*REQUIREMENTS*
Select, from the material below, each line with "Before" in it.

## begin PROVIDED ENTRIES

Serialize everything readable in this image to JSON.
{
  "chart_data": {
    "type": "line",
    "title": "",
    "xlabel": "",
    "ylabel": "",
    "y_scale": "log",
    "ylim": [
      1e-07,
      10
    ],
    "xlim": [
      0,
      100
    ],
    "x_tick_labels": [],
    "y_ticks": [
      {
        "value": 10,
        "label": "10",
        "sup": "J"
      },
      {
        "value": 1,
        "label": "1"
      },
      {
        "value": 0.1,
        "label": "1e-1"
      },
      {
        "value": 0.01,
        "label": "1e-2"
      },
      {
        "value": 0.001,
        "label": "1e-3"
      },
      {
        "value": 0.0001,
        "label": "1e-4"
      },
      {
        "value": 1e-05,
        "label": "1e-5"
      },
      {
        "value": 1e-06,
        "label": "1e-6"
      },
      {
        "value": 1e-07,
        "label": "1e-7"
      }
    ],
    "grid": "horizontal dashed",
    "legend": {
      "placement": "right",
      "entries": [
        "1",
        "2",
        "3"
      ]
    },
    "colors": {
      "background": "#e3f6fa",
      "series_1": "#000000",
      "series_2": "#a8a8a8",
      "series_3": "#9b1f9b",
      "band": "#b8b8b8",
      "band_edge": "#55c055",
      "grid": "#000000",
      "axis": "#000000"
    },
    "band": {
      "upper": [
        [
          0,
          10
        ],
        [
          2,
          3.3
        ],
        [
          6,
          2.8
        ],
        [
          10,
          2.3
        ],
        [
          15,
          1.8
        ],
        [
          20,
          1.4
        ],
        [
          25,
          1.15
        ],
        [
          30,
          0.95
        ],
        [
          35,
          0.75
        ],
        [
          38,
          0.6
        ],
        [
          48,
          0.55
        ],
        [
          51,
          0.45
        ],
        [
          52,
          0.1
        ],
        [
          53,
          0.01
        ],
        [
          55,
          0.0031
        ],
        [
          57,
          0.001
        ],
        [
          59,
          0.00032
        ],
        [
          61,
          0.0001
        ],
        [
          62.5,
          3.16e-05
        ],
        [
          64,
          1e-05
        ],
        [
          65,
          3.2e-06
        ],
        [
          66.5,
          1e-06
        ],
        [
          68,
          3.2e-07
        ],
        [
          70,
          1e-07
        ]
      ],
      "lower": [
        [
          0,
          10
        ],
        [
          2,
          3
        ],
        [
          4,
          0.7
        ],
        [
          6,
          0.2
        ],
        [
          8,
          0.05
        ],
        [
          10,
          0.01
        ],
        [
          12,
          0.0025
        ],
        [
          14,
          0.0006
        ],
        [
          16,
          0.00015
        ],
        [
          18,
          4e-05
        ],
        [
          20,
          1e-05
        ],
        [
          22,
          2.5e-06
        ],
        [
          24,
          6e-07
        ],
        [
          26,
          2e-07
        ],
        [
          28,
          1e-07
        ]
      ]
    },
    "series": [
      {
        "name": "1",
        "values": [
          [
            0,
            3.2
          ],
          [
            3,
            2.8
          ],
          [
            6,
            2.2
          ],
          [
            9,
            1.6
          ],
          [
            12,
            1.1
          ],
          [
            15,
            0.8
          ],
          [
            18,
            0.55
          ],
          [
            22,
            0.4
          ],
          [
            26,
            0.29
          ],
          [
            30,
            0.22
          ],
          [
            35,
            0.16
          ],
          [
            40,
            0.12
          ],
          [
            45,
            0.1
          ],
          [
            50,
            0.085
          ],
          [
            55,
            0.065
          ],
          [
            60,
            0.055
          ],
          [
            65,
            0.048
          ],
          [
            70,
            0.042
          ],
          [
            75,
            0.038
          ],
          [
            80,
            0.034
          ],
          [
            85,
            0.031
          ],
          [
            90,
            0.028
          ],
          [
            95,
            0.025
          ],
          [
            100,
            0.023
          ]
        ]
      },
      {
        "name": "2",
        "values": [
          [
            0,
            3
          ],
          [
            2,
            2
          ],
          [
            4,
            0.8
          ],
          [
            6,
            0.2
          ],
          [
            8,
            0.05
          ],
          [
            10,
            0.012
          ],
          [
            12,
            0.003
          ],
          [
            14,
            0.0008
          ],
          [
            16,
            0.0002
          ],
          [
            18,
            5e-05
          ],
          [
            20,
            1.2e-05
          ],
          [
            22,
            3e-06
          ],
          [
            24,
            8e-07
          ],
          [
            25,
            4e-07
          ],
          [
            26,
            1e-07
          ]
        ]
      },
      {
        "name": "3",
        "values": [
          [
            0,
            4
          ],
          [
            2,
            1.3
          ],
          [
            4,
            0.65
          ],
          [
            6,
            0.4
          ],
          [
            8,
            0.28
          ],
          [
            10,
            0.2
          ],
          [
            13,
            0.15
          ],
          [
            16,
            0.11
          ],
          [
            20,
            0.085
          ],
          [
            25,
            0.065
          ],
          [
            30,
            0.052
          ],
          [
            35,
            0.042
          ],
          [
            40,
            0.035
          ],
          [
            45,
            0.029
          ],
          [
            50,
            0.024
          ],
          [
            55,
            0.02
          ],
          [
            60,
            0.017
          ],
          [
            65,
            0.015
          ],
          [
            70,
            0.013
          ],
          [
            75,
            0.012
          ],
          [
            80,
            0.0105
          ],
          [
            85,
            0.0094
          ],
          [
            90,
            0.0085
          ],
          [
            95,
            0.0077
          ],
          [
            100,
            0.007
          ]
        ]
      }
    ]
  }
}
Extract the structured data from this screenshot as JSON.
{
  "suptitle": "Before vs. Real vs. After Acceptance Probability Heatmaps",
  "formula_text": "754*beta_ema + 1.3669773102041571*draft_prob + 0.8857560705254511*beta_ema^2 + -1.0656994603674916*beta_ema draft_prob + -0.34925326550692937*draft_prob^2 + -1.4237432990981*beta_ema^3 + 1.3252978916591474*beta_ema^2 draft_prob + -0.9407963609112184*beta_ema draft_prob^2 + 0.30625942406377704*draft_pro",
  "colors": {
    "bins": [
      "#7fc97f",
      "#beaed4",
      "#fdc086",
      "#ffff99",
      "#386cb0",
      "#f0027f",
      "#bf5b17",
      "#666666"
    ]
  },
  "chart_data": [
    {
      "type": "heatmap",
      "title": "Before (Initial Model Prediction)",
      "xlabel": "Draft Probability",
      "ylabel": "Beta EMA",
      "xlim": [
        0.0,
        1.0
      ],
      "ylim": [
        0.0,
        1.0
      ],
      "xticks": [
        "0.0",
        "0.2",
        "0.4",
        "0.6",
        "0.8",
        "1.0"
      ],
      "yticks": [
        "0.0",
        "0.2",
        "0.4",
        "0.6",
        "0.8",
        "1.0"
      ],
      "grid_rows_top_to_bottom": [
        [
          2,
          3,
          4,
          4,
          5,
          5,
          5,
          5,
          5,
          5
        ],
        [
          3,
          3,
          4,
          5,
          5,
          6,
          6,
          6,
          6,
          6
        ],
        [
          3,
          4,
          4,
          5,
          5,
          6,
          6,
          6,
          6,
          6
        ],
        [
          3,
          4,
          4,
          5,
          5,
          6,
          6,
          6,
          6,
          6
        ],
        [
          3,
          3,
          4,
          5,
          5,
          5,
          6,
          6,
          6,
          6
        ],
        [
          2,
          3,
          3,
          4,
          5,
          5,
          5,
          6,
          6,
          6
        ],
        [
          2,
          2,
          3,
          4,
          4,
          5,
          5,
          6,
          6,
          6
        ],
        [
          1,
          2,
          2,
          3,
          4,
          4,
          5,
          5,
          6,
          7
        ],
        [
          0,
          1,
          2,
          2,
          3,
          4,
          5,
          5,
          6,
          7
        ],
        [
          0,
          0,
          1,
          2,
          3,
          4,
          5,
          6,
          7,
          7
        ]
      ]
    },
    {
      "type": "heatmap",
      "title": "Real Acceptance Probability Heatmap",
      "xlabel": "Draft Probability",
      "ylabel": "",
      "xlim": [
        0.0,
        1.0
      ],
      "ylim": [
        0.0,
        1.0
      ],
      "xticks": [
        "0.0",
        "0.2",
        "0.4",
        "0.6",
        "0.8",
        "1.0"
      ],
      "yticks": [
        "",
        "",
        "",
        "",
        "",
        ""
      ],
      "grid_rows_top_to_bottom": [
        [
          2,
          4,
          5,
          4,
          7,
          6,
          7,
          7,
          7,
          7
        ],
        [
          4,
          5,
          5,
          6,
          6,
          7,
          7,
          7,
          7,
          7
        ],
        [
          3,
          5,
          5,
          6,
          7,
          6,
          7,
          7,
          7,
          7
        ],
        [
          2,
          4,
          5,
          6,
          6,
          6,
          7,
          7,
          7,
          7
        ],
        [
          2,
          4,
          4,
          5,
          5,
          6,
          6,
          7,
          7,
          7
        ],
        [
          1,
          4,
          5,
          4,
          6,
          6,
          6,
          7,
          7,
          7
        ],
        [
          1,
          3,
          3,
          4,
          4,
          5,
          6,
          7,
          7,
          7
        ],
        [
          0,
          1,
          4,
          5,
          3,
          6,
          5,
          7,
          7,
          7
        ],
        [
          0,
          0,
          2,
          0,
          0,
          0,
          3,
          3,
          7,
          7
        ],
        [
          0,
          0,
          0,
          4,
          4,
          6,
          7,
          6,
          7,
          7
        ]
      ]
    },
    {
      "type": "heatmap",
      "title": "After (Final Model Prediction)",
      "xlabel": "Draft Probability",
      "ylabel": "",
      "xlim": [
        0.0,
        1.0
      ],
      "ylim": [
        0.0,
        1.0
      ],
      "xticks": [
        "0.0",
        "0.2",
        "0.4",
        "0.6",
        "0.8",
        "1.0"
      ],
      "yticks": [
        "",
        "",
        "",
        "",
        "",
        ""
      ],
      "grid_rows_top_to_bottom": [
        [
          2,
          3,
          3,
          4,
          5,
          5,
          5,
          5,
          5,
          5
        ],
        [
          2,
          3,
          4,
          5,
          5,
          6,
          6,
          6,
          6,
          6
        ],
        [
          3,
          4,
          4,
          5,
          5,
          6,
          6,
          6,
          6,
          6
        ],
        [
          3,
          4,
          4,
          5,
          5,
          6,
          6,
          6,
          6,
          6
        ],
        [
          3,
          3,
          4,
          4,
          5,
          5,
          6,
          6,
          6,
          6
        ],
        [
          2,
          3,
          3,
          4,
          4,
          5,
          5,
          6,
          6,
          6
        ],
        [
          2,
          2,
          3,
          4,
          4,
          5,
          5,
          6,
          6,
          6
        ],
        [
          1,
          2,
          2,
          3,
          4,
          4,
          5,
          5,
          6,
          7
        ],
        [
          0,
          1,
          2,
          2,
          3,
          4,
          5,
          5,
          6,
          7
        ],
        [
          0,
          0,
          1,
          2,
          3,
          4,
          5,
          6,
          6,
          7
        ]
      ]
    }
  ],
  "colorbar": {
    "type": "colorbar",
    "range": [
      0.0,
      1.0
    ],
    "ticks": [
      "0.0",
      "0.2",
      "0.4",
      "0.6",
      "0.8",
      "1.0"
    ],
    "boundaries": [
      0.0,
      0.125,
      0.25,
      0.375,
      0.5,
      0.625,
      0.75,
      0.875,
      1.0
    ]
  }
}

## end PROVIDED ENTRIES

*OUTPUT*
  "suptitle": "Before vs. Real vs. After Acceptance Probability Heatmaps",
      "title": "Before (Initial Model Prediction)",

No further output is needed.